◆ **DIRECTIONS**: Copy out each line in the material below that has the word "name".

◆ **STORED ROWS**:
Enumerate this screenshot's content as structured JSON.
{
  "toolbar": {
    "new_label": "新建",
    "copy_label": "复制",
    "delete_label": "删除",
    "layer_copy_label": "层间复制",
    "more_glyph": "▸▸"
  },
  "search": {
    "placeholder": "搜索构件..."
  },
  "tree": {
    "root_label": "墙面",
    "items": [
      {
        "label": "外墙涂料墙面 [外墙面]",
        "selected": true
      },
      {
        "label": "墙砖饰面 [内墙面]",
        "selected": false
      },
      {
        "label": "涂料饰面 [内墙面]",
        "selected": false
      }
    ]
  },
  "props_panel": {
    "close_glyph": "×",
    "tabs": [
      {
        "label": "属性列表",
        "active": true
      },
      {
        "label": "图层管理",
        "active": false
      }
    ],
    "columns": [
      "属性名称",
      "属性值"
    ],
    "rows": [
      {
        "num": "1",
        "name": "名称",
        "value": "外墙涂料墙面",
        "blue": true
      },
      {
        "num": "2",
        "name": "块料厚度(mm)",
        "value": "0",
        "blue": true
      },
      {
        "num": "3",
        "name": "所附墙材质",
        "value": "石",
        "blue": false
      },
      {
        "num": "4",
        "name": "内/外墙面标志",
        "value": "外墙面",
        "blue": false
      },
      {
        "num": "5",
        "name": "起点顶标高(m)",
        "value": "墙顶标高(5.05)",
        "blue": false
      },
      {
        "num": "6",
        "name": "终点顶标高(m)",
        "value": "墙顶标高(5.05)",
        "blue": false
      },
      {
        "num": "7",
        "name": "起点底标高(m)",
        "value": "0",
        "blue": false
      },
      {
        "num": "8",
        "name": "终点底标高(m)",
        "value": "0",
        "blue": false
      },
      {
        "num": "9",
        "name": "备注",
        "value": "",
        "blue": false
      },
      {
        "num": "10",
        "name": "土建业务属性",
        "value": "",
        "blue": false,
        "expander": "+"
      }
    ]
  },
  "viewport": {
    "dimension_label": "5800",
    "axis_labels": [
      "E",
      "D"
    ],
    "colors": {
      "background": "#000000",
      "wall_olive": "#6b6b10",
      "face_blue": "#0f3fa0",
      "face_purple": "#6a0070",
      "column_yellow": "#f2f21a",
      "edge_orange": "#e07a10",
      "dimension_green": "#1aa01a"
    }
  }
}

◆ **RESULT FOR THIS EXERCISE**:
        "name": "名称",
        "name": "块料厚度(mm)",
        "name": "所附墙材质",
        "name": "内/外墙面标志",
        "name": "起点顶标高(m)",
        "name": "终点顶标高(m)",
        "name": "起点底标高(m)",
        "name": "终点底标高(m)",
        "name": "备注",
        "name": "土建业务属性",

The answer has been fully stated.